Given request:
Word for word, transcribe the lines below and drop the pictures.
((
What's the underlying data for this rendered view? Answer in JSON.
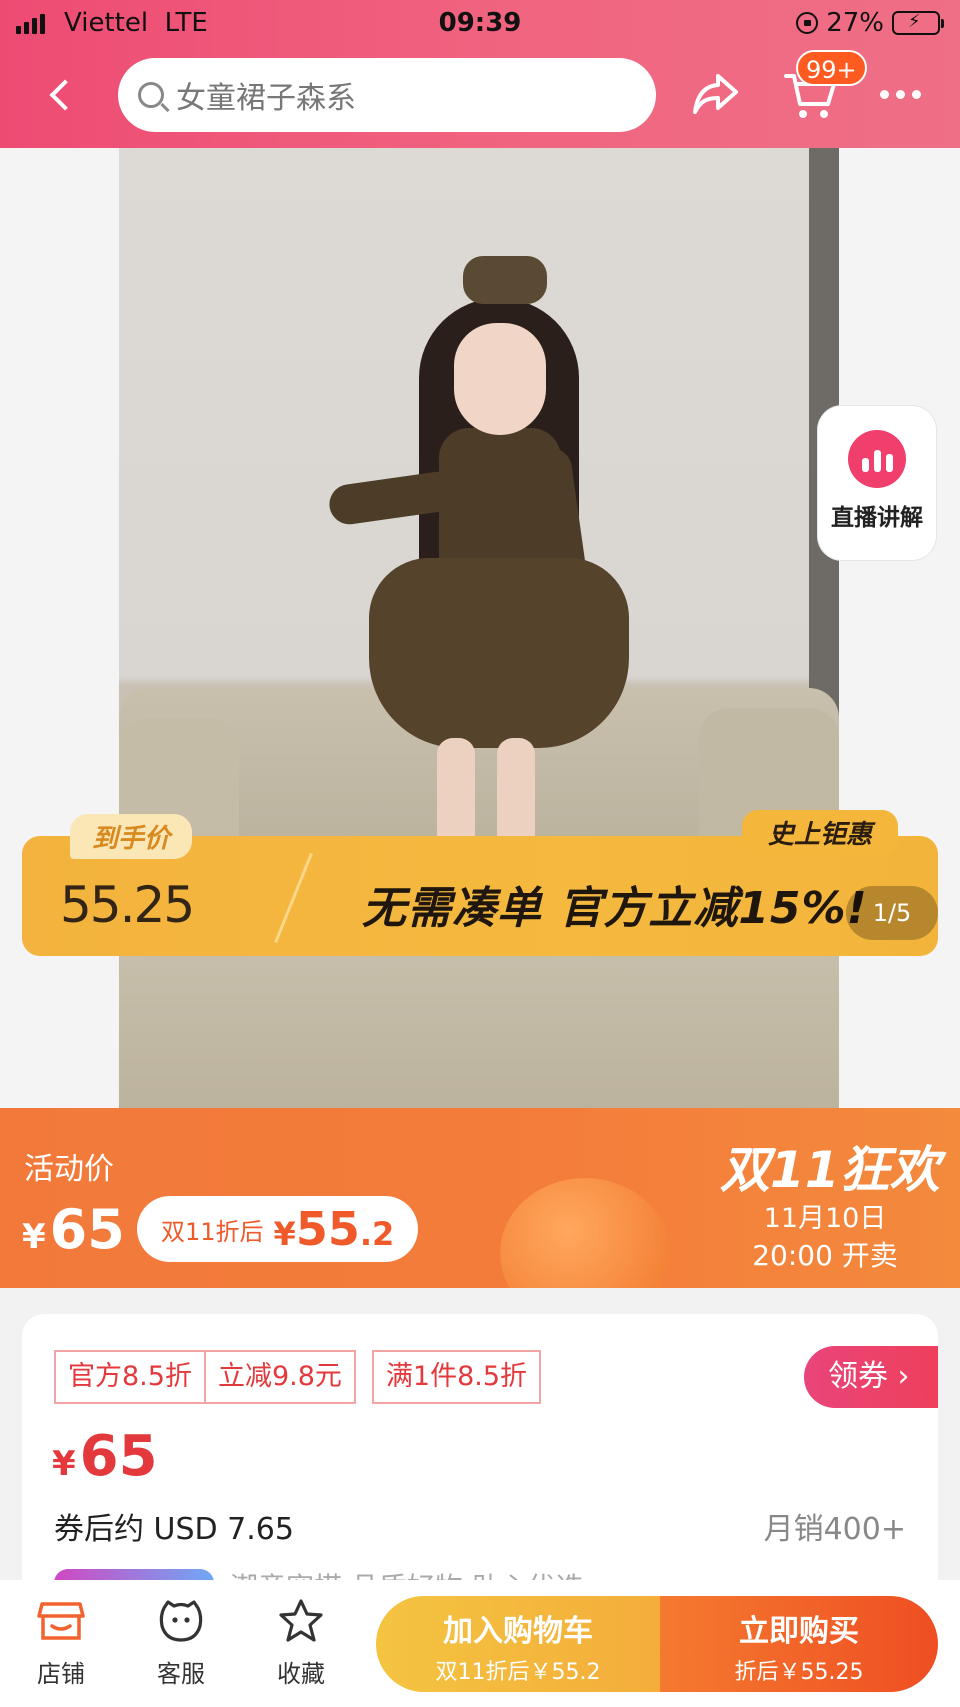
{
  "status_bar": {
    "carrier": "Viettel",
    "network": "LTE",
    "time": "09:39",
    "battery": "27%",
    "battery_level": 0.27
  },
  "nav": {
    "search_placeholder": "女童裙子森系",
    "cart_badge": "99+",
    "icons": [
      "back-icon",
      "search-icon",
      "share-icon",
      "cart-icon",
      "more-icon"
    ]
  },
  "hero": {
    "live_label": "直播讲解",
    "pager": "1/5",
    "promo": {
      "tag": "到手价",
      "price": "55.25",
      "slogan": "无需凑单  官方立减15%!",
      "best_badge": "史上钜惠"
    }
  },
  "activity": {
    "label": "活动价",
    "currency": "¥",
    "price": "65",
    "pill_text": "双11折后",
    "pill_currency": "¥",
    "pill_price": "55",
    "pill_price_decimal": ".2",
    "event_title": "双11狂欢",
    "date": "11月10日",
    "open_time": "20:00 开卖"
  },
  "info": {
    "chips": [
      "官方8.5折",
      "立减9.8元",
      "满1件8.5折"
    ],
    "coupon_button": "领券",
    "currency": "¥",
    "price": "65",
    "usd_price": "券后约 USD 7.65",
    "monthly_sales": "月销400+",
    "next_line": "潮童穿搭 品质好物 助心优选"
  },
  "bottom_bar": {
    "shop": "店铺",
    "service": "客服",
    "favorite": "收藏",
    "add_to_cart": "加入购物车",
    "add_to_cart_sub": "双11折后￥55.2",
    "buy_now": "立即购买",
    "buy_now_sub": "折后￥55.25"
  },
  "colors": {
    "header": "#ee4b73",
    "activity": "#f47d3b",
    "price_red": "#e4393c",
    "cart_button": "#f4c440",
    "buy_button": "#ef4e22"
  }
}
))
Written answer:
What's the underlying data for this rendered view? Answer in JSON.
{
  "status_bar": {
    "carrier": "Viettel",
    "network": "LTE",
    "time": "09:39",
    "battery": "27%",
    "battery_level": 0.27
  },
  "nav": {
    "search_placeholder": "女童裙子森系",
    "cart_badge": "99+",
    "icons": [
      "back-icon",
      "search-icon",
      "share-icon",
      "cart-icon",
      "more-icon"
    ]
  },
  "hero": {
    "live_label": "直播讲解",
    "pager": "1/5",
    "promo": {
      "tag": "到手价",
      "price": "55.25",
      "slogan": "无需凑单  官方立减15%!",
      "best_badge": "史上钜惠"
    }
  },
  "activity": {
    "label": "活动价",
    "currency": "¥",
    "price": "65",
    "pill_text": "双11折后",
    "pill_currency": "¥",
    "pill_price": "55",
    "pill_price_decimal": ".2",
    "event_title": "双11狂欢",
    "date": "11月10日",
    "open_time": "20:00 开卖"
  },
  "info": {
    "chips": [
      "官方8.5折",
      "立减9.8元",
      "满1件8.5折"
    ],
    "coupon_button": "领券",
    "currency": "¥",
    "price": "65",
    "usd_price": "券后约 USD 7.65",
    "monthly_sales": "月销400+",
    "next_line": "潮童穿搭 品质好物 助心优选"
  },
  "bottom_bar": {
    "shop": "店铺",
    "service": "客服",
    "favorite": "收藏",
    "add_to_cart": "加入购物车",
    "add_to_cart_sub": "双11折后￥55.2",
    "buy_now": "立即购买",
    "buy_now_sub": "折后￥55.25"
  },
  "colors": {
    "header": "#ee4b73",
    "activity": "#f47d3b",
    "price_red": "#e4393c",
    "cart_button": "#f4c440",
    "buy_button": "#ef4e22"
  }
}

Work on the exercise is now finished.